■ **Written instruction**: Within the material below, find each line bearing the word "structured" and present it.

■ **Supplied records**:
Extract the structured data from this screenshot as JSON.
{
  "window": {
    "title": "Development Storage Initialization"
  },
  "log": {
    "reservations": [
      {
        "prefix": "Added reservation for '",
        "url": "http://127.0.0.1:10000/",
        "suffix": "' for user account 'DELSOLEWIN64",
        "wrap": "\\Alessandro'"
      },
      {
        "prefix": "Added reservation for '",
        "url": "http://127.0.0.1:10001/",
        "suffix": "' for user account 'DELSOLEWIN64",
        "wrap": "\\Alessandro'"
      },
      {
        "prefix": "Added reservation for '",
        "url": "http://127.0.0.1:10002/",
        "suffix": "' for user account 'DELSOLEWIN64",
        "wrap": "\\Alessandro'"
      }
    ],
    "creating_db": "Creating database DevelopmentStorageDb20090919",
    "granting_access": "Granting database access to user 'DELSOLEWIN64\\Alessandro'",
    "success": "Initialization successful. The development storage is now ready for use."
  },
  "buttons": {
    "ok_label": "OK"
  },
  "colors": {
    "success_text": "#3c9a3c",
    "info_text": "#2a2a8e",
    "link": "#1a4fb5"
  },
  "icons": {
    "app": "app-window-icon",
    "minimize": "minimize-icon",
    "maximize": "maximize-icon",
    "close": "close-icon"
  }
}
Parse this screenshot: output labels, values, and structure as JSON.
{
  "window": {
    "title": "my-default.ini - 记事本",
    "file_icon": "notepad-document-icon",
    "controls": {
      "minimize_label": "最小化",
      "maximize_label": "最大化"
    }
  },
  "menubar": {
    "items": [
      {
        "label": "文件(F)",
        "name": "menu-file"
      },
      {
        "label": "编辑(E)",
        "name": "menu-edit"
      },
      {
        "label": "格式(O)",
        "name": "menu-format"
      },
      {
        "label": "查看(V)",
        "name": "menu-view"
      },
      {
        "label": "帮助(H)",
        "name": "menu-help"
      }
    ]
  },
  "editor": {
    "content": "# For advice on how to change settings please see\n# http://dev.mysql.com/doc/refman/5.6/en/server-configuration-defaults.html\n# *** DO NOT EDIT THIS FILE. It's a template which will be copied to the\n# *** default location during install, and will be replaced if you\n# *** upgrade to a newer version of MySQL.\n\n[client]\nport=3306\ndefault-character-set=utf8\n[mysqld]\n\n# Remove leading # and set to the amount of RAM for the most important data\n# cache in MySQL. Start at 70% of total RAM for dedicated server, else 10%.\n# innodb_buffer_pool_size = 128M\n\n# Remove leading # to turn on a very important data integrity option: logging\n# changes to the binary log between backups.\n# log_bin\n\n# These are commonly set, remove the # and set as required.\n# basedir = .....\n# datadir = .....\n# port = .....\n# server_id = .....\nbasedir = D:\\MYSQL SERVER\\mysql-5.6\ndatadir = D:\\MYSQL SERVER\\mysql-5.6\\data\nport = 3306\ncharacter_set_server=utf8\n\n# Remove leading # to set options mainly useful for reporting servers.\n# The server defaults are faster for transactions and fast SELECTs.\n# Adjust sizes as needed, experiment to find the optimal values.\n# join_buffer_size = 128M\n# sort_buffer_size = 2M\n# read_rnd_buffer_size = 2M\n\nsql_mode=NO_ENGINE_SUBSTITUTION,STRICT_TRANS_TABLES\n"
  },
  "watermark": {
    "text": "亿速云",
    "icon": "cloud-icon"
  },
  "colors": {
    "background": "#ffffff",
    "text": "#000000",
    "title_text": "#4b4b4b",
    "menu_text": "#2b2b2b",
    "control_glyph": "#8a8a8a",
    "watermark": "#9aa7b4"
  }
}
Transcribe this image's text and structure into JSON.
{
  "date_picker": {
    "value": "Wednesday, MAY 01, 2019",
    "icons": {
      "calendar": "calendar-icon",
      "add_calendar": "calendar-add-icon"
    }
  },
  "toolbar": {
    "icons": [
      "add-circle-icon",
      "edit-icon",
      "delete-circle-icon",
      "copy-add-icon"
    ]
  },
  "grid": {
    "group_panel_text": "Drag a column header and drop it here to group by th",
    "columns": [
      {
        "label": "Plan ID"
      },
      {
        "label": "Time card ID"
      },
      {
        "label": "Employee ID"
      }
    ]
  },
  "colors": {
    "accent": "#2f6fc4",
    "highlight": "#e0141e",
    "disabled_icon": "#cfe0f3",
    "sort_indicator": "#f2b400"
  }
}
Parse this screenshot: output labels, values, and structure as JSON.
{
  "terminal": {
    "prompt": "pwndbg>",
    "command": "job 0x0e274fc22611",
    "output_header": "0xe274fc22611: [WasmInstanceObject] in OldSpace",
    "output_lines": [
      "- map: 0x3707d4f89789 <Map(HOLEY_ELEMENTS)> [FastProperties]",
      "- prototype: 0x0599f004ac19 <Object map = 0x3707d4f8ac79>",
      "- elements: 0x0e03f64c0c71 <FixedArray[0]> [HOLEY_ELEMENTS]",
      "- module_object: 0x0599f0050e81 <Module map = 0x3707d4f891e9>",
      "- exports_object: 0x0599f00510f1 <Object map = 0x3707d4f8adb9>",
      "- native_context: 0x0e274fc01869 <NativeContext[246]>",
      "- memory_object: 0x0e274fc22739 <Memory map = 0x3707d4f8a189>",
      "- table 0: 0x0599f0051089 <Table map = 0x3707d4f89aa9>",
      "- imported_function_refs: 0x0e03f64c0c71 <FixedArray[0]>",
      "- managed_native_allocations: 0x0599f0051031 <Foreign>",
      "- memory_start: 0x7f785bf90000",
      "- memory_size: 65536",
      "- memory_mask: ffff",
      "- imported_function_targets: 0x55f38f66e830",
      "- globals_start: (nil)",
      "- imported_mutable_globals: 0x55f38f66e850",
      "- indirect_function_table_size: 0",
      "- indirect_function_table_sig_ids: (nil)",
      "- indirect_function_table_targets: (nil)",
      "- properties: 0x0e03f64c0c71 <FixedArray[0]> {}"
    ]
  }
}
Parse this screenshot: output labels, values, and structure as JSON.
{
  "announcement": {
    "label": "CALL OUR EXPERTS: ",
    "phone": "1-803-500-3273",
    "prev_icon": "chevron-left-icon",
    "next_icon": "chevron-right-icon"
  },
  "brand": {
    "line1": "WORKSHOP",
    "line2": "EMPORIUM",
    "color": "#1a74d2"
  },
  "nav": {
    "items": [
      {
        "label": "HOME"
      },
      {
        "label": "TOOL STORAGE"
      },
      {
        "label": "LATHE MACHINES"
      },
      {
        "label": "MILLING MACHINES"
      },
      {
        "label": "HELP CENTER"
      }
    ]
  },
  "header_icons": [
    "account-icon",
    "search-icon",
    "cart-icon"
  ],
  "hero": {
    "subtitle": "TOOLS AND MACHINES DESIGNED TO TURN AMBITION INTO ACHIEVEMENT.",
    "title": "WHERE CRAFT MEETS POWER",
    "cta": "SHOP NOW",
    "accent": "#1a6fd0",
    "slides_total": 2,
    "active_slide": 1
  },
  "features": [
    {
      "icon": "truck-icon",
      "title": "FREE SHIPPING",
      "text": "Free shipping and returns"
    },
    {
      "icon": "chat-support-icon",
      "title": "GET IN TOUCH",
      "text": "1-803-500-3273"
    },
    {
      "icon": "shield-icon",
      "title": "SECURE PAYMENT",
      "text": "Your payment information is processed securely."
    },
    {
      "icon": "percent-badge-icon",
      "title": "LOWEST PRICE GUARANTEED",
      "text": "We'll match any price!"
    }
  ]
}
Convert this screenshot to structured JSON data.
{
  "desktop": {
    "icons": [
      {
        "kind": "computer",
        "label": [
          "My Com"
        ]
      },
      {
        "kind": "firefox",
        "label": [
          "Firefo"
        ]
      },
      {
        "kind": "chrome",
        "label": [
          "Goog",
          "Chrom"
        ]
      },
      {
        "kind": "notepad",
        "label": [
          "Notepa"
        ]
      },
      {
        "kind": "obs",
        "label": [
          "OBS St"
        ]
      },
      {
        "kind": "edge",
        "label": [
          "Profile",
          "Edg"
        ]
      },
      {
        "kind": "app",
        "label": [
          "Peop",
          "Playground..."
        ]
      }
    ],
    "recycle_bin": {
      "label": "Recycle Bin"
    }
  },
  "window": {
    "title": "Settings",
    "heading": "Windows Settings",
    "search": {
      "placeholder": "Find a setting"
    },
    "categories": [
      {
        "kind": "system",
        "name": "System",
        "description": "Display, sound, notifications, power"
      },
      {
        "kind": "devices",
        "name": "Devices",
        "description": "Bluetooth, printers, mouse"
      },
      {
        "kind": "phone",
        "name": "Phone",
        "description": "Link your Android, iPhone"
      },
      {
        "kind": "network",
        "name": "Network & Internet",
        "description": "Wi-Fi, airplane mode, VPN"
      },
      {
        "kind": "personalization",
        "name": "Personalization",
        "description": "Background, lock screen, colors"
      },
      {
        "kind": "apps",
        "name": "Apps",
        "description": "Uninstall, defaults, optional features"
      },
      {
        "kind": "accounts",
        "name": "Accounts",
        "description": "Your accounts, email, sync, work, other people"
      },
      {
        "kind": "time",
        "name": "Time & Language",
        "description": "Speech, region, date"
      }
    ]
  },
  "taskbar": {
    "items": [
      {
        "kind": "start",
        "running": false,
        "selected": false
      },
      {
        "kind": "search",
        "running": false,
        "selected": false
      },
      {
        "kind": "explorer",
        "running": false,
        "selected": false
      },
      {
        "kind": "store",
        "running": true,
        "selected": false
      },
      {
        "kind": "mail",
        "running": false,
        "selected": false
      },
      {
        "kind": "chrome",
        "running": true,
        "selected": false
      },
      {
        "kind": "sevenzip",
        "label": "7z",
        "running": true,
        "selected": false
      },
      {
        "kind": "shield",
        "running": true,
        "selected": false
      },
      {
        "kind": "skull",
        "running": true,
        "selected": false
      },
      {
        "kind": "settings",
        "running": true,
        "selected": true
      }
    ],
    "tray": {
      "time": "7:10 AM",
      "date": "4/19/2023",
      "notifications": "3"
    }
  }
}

■ **Output for this exercise**:
Extract the structured data from this screenshot as JSON.
Convert this screenshot to structured JSON data.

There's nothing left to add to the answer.